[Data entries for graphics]

----

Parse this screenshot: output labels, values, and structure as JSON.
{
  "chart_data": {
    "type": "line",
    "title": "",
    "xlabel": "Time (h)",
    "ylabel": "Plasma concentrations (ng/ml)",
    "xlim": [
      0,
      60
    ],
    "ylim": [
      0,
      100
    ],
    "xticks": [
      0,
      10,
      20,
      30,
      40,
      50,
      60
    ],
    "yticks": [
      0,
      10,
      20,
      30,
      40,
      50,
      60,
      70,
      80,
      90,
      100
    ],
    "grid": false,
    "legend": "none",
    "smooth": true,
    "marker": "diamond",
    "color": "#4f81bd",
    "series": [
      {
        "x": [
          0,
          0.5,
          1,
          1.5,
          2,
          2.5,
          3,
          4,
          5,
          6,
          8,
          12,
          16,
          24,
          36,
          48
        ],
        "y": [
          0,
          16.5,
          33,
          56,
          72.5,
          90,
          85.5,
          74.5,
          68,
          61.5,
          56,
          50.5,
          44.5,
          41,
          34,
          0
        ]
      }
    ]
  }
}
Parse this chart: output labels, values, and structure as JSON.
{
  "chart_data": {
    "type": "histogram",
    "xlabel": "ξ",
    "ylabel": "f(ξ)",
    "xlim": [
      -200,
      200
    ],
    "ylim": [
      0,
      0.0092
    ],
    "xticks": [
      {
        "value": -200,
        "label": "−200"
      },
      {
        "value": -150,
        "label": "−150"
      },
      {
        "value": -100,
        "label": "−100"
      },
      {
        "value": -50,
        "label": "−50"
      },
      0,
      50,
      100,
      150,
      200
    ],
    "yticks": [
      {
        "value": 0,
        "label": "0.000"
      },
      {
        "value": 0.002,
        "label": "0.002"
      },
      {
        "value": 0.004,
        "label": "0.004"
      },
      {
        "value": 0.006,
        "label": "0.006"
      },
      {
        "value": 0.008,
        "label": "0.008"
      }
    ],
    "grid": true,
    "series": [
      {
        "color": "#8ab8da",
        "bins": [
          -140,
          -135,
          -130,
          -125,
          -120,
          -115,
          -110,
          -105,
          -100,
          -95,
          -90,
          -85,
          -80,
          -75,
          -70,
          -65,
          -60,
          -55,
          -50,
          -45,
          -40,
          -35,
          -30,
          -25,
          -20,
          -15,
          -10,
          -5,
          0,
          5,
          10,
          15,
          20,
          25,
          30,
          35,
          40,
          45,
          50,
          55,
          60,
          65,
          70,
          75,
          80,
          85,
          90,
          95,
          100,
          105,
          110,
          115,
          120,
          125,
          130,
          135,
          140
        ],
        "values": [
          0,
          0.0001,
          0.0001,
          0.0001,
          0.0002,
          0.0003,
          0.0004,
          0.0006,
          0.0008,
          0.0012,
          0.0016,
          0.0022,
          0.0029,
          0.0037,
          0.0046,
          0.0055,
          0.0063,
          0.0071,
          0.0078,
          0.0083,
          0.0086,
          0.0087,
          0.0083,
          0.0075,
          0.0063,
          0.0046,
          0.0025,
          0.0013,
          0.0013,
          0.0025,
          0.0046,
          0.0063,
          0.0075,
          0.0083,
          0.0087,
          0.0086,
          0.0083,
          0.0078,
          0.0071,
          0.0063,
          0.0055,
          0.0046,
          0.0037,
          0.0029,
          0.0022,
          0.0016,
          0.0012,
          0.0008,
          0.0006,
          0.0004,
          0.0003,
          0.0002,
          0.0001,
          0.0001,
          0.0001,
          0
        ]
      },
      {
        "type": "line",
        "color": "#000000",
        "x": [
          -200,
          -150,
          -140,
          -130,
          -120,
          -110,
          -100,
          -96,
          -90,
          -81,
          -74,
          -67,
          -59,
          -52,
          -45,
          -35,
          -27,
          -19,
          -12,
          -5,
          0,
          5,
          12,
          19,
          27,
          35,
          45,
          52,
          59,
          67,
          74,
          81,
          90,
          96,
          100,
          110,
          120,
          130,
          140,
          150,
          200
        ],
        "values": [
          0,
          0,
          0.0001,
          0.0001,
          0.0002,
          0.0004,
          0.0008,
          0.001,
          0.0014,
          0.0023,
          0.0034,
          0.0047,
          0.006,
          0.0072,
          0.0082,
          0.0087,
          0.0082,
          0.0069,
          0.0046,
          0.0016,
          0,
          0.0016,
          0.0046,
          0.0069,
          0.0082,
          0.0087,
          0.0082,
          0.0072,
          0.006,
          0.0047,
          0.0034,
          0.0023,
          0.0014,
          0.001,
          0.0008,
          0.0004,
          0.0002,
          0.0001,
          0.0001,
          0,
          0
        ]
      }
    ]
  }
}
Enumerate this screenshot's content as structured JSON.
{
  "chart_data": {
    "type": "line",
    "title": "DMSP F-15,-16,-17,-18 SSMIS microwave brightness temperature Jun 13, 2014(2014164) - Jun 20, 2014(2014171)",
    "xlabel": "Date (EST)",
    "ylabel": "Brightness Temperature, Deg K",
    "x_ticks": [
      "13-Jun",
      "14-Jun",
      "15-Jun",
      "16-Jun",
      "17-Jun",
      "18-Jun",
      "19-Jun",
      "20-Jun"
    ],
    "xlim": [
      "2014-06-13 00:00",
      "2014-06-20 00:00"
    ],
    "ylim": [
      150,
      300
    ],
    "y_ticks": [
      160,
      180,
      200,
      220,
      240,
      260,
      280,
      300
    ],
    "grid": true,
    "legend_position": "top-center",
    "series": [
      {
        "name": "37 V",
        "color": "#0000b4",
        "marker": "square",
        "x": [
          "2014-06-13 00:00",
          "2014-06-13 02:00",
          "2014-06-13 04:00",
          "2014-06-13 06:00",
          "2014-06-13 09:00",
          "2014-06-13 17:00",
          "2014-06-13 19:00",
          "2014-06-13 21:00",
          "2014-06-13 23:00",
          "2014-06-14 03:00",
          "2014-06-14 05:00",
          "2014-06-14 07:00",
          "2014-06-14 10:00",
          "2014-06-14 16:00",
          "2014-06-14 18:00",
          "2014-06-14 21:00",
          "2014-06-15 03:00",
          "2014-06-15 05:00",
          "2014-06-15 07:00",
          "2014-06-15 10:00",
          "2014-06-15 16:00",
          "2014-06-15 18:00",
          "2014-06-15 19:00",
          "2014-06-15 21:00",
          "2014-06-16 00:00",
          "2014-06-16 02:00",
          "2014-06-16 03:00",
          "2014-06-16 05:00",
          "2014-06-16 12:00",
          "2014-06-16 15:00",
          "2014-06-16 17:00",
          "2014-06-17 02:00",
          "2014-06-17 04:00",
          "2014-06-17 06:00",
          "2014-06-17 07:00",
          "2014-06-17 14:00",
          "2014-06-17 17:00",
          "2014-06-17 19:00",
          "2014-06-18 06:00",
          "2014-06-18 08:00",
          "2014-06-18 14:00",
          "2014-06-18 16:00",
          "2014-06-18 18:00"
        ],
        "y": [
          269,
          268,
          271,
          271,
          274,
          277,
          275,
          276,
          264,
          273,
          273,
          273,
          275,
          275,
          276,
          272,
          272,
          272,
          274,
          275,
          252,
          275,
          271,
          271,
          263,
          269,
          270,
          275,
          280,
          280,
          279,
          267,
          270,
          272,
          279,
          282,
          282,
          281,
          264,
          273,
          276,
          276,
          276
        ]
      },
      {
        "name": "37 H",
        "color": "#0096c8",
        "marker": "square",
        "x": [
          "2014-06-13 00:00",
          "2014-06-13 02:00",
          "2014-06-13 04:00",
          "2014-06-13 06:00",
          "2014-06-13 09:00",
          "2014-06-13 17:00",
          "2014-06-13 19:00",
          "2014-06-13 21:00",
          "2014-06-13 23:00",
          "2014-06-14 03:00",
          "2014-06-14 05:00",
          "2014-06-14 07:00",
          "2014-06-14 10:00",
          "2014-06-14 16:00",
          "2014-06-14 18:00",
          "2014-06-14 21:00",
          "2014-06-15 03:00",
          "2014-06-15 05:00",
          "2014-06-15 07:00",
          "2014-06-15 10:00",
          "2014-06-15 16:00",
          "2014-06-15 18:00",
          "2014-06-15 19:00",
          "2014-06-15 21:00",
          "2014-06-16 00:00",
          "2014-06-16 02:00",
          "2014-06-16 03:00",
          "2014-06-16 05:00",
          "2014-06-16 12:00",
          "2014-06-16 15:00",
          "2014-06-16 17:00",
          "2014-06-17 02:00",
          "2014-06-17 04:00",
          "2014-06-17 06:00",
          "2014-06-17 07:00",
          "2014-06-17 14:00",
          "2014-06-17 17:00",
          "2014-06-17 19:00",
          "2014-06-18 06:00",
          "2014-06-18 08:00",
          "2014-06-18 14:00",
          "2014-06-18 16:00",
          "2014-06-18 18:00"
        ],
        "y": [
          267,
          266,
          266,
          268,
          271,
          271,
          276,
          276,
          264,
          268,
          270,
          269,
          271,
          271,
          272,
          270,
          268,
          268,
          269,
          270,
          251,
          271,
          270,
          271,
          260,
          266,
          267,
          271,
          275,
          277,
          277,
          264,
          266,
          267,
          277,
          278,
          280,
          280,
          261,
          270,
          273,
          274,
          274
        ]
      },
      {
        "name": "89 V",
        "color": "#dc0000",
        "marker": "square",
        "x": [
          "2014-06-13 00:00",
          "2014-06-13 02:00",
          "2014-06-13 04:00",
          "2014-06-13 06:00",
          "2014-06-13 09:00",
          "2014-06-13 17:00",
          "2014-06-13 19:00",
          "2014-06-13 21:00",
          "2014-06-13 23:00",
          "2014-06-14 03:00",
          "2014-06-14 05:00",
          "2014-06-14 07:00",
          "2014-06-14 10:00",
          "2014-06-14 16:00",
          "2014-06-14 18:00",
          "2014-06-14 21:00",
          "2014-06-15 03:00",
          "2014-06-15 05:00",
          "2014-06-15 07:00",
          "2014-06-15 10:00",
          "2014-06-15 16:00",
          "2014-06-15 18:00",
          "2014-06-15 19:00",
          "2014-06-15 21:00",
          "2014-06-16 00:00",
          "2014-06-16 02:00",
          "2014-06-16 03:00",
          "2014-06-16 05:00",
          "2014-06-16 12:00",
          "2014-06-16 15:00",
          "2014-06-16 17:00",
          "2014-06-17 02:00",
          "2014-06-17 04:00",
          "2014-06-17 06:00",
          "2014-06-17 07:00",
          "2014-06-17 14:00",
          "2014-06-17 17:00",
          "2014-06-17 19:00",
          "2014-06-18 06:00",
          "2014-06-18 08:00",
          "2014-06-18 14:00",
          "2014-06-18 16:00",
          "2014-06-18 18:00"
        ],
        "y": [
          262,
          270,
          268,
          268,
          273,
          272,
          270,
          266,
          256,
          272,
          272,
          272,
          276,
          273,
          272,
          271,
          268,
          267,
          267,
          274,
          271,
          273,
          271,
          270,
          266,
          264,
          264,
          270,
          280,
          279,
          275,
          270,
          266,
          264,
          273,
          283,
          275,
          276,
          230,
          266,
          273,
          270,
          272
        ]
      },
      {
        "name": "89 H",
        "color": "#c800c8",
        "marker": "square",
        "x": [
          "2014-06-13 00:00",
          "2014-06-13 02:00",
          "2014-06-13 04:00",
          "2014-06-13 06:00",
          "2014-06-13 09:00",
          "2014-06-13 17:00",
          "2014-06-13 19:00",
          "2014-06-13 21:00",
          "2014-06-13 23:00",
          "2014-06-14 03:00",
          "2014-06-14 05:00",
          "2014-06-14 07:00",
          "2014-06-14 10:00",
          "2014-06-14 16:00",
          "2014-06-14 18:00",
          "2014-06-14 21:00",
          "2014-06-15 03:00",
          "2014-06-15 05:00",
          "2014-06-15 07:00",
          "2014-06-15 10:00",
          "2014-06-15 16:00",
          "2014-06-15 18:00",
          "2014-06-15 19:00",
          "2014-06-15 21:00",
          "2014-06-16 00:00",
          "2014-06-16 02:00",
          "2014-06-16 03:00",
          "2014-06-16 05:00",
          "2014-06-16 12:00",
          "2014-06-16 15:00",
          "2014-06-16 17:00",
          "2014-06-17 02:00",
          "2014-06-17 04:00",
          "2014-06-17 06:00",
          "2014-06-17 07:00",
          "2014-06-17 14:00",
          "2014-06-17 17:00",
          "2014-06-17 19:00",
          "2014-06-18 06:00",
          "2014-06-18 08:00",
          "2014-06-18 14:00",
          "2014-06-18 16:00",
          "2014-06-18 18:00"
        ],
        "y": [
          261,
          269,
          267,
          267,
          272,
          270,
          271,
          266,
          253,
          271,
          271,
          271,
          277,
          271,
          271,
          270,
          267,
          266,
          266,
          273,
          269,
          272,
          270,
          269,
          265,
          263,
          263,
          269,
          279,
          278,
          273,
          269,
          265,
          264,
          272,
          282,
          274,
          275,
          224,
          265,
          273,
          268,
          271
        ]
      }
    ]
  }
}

----

» What is asked: Copy every line of the records above that contains "values".

» The reply:
Parse this screenshot: output labels, values, and structure as JSON.
Parse this chart: output labels, values, and structure as JSON.
        "values": [
        "values": [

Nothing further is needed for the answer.